[A run of records]
═══

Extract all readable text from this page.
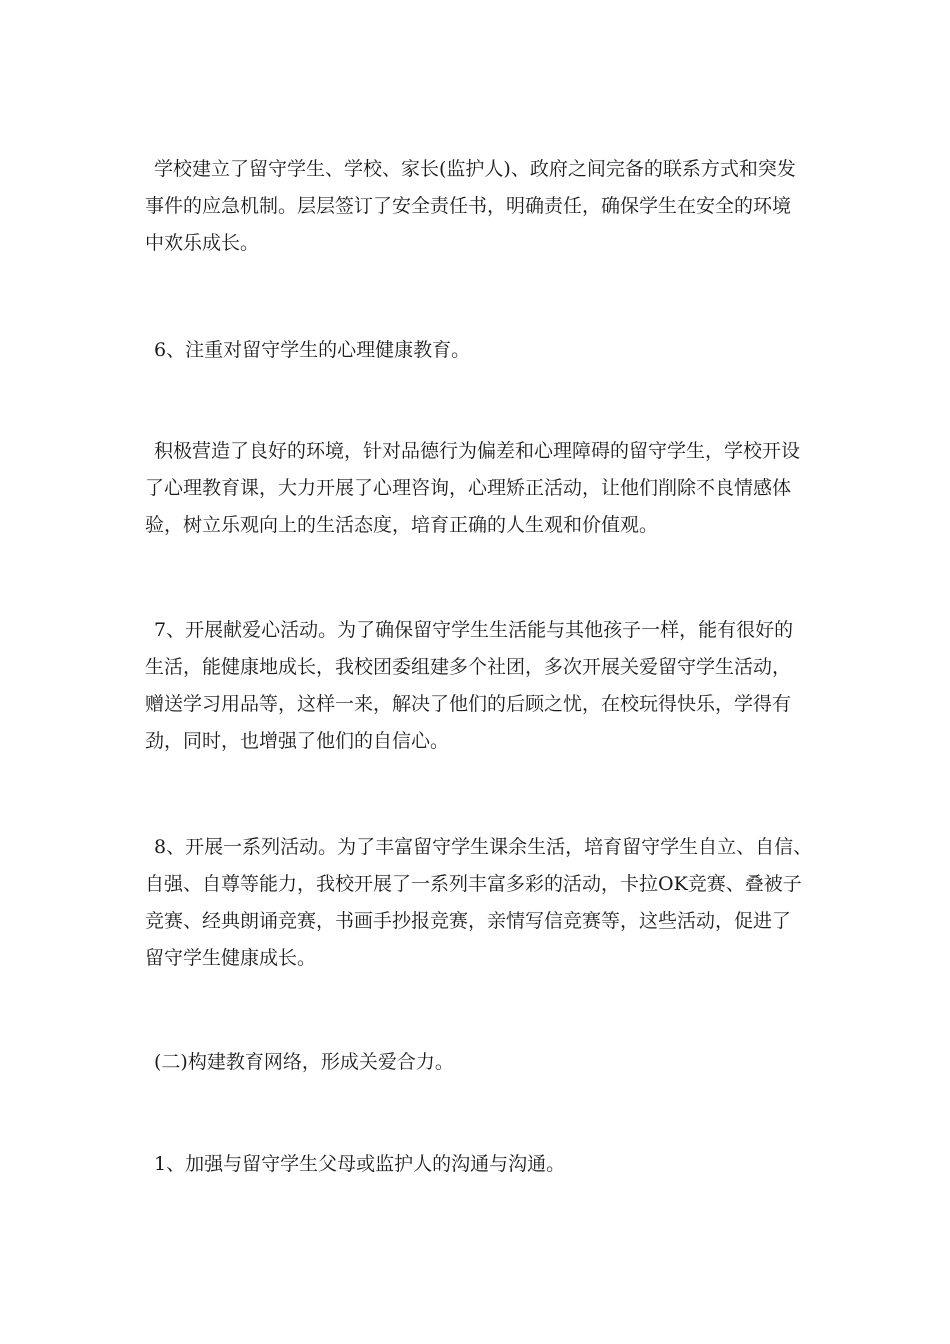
学校建立了留守学生、学校、家长(监护人)、政府之间完备的联系方式和突发
事件的应急机制。层层签订了安全责任书，明确责任，确保学生在安全的环境
中欢乐成长。
6、注重对留守学生的心理健康教育。
积极营造了良好的环境，针对品德行为偏差和心理障碍的留守学生，学校开设
了心理教育课，大力开展了心理咨询，心理矫正活动，让他们削除不良情感体
验，树立乐观向上的生活态度，培育正确的人生观和价值观。
7、开展献爱心活动。为了确保留守学生生活能与其他孩子一样，能有很好的
生活，能健康地成长，我校团委组建多个社团，多次开展关爱留守学生活动，
赠送学习用品等，这样一来，解决了他们的后顾之忧，在校玩得快乐，学得有
劲，同时，也增强了他们的自信心。
8、开展一系列活动。为了丰富留守学生课余生活，培育留守学生自立、自信、
自强、自尊等能力，我校开展了一系列丰富多彩的活动，卡拉OK竞赛、叠被子
竞赛、经典朗诵竞赛，书画手抄报竞赛，亲情写信竞赛等，这些活动，促进了
留守学生健康成长。
(二)构建教育网络，形成关爱合力。
1、加强与留守学生父母或监护人的沟通与沟通。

═══

DIRECTIVE — Pictures are to be left out; all else in the entries above is to be quoted exactly.

RESULT FOR THIS TASK —
Extract all readable text from this page.
学校建立了留守学生、学校、家长(监护人)、政府之间完备的联系方式和突发
事件的应急机制。层层签订了安全责任书，明确责任，确保学生在安全的环境
中欢乐成长。
6、注重对留守学生的心理健康教育。
积极营造了良好的环境，针对品德行为偏差和心理障碍的留守学生，学校开设
了心理教育课，大力开展了心理咨询，心理矫正活动，让他们削除不良情感体
验，树立乐观向上的生活态度，培育正确的人生观和价值观。
7、开展献爱心活动。为了确保留守学生生活能与其他孩子一样，能有很好的
生活，能健康地成长，我校团委组建多个社团，多次开展关爱留守学生活动，
赠送学习用品等，这样一来，解决了他们的后顾之忧，在校玩得快乐，学得有
劲，同时，也增强了他们的自信心。
8、开展一系列活动。为了丰富留守学生课余生活，培育留守学生自立、自信、
自强、自尊等能力，我校开展了一系列丰富多彩的活动，卡拉OK竞赛、叠被子
竞赛、经典朗诵竞赛，书画手抄报竞赛，亲情写信竞赛等，这些活动，促进了
留守学生健康成长。
(二)构建教育网络，形成关爱合力。
1、加强与留守学生父母或监护人的沟通与沟通。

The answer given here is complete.